[START OF DATA SHOWN]

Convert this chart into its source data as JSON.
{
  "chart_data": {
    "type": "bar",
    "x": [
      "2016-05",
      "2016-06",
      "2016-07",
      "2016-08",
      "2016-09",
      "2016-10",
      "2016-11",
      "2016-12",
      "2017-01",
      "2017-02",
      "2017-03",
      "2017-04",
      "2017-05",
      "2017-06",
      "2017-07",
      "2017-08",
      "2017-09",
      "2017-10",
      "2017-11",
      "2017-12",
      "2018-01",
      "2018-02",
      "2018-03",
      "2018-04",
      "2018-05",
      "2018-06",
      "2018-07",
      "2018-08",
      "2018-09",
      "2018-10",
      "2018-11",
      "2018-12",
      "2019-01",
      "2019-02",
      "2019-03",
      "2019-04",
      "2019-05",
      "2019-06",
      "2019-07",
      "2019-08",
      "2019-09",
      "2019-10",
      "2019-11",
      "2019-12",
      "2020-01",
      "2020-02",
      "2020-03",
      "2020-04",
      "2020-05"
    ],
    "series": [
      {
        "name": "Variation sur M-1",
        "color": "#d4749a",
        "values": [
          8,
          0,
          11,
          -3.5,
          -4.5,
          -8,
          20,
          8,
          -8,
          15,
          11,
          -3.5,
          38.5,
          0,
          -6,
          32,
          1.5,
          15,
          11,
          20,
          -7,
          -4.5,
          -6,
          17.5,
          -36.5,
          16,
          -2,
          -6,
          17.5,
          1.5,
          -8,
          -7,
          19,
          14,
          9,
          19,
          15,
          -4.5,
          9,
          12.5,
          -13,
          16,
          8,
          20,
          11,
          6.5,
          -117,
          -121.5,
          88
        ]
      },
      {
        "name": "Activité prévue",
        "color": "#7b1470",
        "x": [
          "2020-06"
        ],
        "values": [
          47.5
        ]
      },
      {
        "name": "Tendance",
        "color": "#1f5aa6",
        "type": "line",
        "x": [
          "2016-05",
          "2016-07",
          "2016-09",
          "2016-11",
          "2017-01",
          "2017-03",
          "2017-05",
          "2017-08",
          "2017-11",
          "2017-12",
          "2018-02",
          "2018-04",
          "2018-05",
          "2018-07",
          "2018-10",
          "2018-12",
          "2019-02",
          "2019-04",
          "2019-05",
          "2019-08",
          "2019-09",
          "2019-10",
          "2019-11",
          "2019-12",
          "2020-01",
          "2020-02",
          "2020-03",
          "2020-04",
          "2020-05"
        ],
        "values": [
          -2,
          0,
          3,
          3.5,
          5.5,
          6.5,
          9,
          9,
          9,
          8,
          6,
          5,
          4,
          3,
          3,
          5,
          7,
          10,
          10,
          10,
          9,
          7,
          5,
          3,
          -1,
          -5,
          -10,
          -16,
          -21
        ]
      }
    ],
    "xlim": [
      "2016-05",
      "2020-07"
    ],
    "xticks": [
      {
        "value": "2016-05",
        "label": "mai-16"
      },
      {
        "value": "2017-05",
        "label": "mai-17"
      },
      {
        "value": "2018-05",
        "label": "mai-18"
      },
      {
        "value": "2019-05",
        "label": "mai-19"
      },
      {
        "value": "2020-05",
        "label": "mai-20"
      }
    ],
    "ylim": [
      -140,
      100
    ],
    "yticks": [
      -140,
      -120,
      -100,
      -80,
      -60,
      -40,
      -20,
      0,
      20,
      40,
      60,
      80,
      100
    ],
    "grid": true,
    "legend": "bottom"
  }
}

[END OF DATA SHOWN]

### [EXERCISE INSTRUCTIONS]
Gather each line from the entries above that includes the word "label".

### [IN RESPONSE]
        "label": "mai-16"
        "label": "mai-17"
        "label": "mai-18"
        "label": "mai-19"
        "label": "mai-20"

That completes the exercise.